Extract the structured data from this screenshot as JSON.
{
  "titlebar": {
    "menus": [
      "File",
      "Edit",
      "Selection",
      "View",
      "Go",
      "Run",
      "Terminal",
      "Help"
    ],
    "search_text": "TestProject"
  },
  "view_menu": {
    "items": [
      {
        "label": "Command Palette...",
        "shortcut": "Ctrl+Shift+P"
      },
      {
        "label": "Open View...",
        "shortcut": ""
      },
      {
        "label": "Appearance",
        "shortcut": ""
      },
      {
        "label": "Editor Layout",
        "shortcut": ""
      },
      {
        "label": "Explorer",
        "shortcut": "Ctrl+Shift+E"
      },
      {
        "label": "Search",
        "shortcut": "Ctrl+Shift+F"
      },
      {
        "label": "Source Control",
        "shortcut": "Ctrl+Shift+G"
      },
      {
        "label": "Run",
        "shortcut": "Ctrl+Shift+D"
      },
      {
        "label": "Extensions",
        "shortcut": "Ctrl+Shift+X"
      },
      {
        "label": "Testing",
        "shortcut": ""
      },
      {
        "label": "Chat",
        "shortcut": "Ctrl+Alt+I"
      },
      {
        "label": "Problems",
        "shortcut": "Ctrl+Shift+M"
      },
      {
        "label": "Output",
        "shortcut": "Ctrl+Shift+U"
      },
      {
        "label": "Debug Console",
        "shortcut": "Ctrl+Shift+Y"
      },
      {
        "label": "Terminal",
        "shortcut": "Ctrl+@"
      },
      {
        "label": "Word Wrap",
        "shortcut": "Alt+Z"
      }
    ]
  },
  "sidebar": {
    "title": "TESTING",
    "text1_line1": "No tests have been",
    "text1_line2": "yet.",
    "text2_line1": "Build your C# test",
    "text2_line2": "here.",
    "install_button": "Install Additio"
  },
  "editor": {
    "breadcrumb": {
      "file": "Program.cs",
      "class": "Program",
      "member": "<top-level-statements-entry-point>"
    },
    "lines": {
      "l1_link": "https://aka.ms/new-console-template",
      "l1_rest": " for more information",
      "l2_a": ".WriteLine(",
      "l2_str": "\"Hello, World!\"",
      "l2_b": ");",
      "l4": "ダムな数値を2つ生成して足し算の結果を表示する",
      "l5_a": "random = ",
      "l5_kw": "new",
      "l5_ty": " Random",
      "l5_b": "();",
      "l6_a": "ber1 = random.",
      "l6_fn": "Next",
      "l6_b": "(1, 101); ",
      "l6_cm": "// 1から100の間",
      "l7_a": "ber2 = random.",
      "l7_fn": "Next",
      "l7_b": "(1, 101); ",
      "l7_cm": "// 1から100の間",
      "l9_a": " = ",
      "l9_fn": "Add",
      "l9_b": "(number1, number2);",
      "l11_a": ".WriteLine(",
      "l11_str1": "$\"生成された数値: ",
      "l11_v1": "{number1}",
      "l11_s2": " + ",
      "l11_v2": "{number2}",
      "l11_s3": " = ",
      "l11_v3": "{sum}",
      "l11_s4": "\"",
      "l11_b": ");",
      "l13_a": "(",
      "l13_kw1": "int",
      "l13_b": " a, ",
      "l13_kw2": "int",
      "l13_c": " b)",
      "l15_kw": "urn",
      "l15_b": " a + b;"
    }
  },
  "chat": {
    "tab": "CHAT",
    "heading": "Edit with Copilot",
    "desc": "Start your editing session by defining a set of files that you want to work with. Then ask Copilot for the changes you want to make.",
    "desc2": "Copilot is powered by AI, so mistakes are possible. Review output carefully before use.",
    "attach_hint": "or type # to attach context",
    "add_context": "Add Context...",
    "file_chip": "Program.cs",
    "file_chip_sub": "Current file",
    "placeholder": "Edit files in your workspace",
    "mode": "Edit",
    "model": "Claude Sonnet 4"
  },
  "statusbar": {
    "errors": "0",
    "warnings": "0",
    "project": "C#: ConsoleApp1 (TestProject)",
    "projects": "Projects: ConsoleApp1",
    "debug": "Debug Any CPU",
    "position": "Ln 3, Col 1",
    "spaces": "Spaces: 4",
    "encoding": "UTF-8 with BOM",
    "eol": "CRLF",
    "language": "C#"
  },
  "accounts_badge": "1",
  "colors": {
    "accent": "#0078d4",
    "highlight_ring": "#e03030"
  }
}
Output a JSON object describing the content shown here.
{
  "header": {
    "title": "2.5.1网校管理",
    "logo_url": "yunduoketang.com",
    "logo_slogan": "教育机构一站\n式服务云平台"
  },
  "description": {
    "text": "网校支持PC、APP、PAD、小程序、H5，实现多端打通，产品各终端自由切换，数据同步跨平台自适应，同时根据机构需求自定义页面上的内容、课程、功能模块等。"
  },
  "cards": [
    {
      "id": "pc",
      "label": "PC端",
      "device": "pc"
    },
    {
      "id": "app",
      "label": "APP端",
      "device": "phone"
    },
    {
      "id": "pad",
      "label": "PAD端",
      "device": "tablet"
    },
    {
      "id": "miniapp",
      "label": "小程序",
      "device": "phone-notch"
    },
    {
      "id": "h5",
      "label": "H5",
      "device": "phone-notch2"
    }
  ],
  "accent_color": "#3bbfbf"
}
# # # # #
*Goal*.
From the data above, pick out each line containing "Program" and copy it.

*Solution*.
      "file": "Program.cs",
      "class": "Program",
    "file_chip": "Program.cs",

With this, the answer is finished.